• EXERCISE PROMPT:
Find every line with the word "JSON". Copy those lines.
——————
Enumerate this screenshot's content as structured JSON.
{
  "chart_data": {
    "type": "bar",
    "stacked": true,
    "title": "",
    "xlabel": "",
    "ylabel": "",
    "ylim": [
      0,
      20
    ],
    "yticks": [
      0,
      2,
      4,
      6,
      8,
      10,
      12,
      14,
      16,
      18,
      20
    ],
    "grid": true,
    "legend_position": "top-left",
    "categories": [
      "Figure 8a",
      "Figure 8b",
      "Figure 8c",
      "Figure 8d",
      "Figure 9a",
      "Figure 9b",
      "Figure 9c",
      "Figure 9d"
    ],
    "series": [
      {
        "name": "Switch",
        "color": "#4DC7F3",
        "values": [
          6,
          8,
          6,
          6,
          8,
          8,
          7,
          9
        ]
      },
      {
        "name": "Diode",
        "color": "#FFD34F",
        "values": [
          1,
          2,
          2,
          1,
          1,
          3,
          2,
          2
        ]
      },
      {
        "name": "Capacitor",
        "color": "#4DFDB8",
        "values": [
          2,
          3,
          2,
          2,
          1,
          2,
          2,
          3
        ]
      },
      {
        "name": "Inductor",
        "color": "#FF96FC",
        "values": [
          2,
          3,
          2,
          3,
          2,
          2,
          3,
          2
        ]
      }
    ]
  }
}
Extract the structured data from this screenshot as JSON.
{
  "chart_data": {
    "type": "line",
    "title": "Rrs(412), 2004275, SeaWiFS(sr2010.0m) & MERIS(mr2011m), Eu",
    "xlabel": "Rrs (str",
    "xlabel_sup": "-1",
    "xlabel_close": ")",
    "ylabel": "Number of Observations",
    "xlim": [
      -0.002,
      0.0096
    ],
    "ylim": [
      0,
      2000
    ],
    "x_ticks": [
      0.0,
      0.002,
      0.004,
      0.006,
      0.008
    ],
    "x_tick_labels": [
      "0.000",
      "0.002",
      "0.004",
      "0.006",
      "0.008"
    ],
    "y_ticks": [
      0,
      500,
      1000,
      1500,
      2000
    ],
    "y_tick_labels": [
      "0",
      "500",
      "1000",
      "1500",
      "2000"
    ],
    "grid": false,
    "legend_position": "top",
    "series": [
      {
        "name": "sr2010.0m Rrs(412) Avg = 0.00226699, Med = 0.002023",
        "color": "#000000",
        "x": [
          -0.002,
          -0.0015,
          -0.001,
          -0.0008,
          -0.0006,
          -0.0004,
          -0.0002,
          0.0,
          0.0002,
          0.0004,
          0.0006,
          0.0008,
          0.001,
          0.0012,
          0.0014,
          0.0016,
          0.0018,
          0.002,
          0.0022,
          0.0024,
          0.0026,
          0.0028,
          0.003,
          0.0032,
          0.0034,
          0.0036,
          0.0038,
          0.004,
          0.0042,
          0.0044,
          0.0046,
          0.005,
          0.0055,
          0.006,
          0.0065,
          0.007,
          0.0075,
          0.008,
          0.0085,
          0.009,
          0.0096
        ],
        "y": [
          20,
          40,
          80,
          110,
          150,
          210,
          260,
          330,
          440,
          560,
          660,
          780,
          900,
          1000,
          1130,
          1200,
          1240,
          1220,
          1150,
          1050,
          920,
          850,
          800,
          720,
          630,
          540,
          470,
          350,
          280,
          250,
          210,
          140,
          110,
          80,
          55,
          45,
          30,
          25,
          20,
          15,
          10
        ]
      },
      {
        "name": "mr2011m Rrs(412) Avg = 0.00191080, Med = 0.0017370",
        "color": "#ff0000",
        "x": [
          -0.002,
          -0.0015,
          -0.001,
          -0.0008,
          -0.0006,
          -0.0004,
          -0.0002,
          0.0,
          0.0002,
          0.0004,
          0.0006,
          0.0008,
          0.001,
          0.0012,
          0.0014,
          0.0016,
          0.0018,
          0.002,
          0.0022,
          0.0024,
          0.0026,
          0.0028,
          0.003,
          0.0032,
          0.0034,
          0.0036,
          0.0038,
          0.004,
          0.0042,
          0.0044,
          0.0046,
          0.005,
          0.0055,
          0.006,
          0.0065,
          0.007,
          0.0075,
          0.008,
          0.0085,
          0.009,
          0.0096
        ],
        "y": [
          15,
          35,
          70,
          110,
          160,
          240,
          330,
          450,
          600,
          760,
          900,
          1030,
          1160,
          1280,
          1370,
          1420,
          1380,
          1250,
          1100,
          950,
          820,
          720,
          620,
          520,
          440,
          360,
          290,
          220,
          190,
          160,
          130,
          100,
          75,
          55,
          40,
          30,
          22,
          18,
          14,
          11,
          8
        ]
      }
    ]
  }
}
——————
• THE RESPONSE:
Enumerate this screenshot's content as structured JSON.
Extract the structured data from this screenshot as JSON.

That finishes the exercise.